======== Data for this exercise

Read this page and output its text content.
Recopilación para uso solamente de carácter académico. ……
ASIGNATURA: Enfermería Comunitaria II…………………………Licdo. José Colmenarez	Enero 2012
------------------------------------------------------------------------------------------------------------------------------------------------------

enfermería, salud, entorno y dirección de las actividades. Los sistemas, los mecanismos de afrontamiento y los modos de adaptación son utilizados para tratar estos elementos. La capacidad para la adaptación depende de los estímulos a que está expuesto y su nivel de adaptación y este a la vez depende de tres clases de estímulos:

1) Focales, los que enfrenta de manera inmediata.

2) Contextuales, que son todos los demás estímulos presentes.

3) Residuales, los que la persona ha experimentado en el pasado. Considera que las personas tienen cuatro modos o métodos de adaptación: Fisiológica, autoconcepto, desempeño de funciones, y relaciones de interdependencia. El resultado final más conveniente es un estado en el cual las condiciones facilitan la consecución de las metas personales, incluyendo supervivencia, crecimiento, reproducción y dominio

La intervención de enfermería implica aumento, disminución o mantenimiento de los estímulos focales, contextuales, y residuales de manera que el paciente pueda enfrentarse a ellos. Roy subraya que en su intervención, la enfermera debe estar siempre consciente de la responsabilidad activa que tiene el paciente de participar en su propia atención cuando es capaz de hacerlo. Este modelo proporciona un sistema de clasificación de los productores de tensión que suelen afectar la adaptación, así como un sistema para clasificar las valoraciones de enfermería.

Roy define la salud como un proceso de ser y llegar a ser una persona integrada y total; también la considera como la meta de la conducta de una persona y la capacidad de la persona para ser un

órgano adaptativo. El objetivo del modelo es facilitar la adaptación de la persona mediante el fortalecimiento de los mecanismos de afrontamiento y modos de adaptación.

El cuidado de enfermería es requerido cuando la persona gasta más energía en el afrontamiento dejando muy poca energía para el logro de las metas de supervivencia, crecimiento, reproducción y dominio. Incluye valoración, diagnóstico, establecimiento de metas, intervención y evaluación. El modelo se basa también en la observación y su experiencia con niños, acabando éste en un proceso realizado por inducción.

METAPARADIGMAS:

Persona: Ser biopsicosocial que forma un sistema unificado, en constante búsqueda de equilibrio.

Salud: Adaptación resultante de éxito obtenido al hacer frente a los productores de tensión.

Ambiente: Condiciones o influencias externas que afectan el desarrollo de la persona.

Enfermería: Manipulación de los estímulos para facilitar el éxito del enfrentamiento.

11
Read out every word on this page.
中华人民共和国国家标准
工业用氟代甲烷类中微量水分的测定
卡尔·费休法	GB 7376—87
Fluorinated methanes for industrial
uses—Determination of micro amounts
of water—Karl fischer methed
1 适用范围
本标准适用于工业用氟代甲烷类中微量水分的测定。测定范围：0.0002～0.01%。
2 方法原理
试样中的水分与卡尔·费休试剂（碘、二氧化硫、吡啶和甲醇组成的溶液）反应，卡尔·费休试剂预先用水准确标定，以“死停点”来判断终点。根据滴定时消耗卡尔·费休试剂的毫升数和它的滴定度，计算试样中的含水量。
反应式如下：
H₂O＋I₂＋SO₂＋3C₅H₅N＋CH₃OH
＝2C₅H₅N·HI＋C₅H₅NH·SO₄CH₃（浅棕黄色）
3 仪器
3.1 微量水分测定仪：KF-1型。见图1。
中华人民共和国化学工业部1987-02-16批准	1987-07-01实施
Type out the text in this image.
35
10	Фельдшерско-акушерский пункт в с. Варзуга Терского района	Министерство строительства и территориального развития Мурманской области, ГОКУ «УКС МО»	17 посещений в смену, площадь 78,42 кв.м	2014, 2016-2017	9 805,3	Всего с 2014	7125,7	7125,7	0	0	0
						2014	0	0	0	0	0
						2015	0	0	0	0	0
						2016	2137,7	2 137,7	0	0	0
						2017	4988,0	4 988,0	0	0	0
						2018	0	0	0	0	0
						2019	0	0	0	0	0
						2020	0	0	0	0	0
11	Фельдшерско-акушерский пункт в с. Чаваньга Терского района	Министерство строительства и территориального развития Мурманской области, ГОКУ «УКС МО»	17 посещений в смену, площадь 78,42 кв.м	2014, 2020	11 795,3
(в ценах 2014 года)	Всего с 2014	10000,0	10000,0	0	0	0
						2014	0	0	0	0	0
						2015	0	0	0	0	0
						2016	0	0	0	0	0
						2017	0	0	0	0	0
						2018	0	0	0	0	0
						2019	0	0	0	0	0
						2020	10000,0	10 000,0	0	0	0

================

_Exercise directions_: All of the material above needs to be copied exactly.

_Result of the exercise_:
Read this page and output its text content.
Recopilación para uso solamente de carácter académico. ……
ASIGNATURA: Enfermería Comunitaria II…………………………Licdo. José Colmenarez	Enero 2012
------------------------------------------------------------------------------------------------------------------------------------------------------

enfermería, salud, entorno y dirección de las actividades. Los sistemas, los mecanismos de afrontamiento y los modos de adaptación son utilizados para tratar estos elementos. La capacidad para la adaptación depende de los estímulos a que está expuesto y su nivel de adaptación y este a la vez depende de tres clases de estímulos:

1) Focales, los que enfrenta de manera inmediata.

2) Contextuales, que son todos los demás estímulos presentes.

3) Residuales, los que la persona ha experimentado en el pasado. Considera que las personas tienen cuatro modos o métodos de adaptación: Fisiológica, autoconcepto, desempeño de funciones, y relaciones de interdependencia. El resultado final más conveniente es un estado en el cual las condiciones facilitan la consecución de las metas personales, incluyendo supervivencia, crecimiento, reproducción y dominio

La intervención de enfermería implica aumento, disminución o mantenimiento de los estímulos focales, contextuales, y residuales de manera que el paciente pueda enfrentarse a ellos. Roy subraya que en su intervención, la enfermera debe estar siempre consciente de la responsabilidad activa que tiene el paciente de participar en su propia atención cuando es capaz de hacerlo. Este modelo proporciona un sistema de clasificación de los productores de tensión que suelen afectar la adaptación, así como un sistema para clasificar las valoraciones de enfermería.

Roy define la salud como un proceso de ser y llegar a ser una persona integrada y total; también la considera como la meta de la conducta de una persona y la capacidad de la persona para ser un

órgano adaptativo. El objetivo del modelo es facilitar la adaptación de la persona mediante el fortalecimiento de los mecanismos de afrontamiento y modos de adaptación.

El cuidado de enfermería es requerido cuando la persona gasta más energía en el afrontamiento dejando muy poca energía para el logro de las metas de supervivencia, crecimiento, reproducción y dominio. Incluye valoración, diagnóstico, establecimiento de metas, intervención y evaluación. El modelo se basa también en la observación y su experiencia con niños, acabando éste en un proceso realizado por inducción.

METAPARADIGMAS:

Persona: Ser biopsicosocial que forma un sistema unificado, en constante búsqueda de equilibrio.

Salud: Adaptación resultante de éxito obtenido al hacer frente a los productores de tensión.

Ambiente: Condiciones o influencias externas que afectan el desarrollo de la persona.

Enfermería: Manipulación de los estímulos para facilitar el éxito del enfrentamiento.

11
Read out every word on this page.
中华人民共和国国家标准
工业用氟代甲烷类中微量水分的测定
卡尔·费休法	GB 7376—87
Fluorinated methanes for industrial
uses—Determination of micro amounts
of water—Karl fischer methed
1 适用范围
本标准适用于工业用氟代甲烷类中微量水分的测定。测定范围：0.0002～0.01%。
2 方法原理
试样中的水分与卡尔·费休试剂（碘、二氧化硫、吡啶和甲醇组成的溶液）反应，卡尔·费休试剂预先用水准确标定，以“死停点”来判断终点。根据滴定时消耗卡尔·费休试剂的毫升数和它的滴定度，计算试样中的含水量。
反应式如下：
H₂O＋I₂＋SO₂＋3C₅H₅N＋CH₃OH
＝2C₅H₅N·HI＋C₅H₅NH·SO₄CH₃（浅棕黄色）
3 仪器
3.1 微量水分测定仪：KF-1型。见图1。
中华人民共和国化学工业部1987-02-16批准	1987-07-01实施
Type out the text in this image.
35
10	Фельдшерско-акушерский пункт в с. Варзуга Терского района	Министерство строительства и территориального развития Мурманской области, ГОКУ «УКС МО»	17 посещений в смену, площадь 78,42 кв.м	2014, 2016-2017	9 805,3	Всего с 2014	7125,7	7125,7	0	0	0
						2014	0	0	0	0	0
						2015	0	0	0	0	0
						2016	2137,7	2 137,7	0	0	0
						2017	4988,0	4 988,0	0	0	0
						2018	0	0	0	0	0
						2019	0	0	0	0	0
						2020	0	0	0	0	0
11	Фельдшерско-акушерский пункт в с. Чаваньга Терского района	Министерство строительства и территориального развития Мурманской области, ГОКУ «УКС МО»	17 посещений в смену, площадь 78,42 кв.м	2014, 2020	11 795,3
(в ценах 2014 года)	Всего с 2014	10000,0	10000,0	0	0	0
						2014	0	0	0	0	0
						2015	0	0	0	0	0
						2016	0	0	0	0	0
						2017	0	0	0	0	0
						2018	0	0	0	0	0
						2019	0	0	0	0	0
						2020	10000,0	10 000,0	0	0	0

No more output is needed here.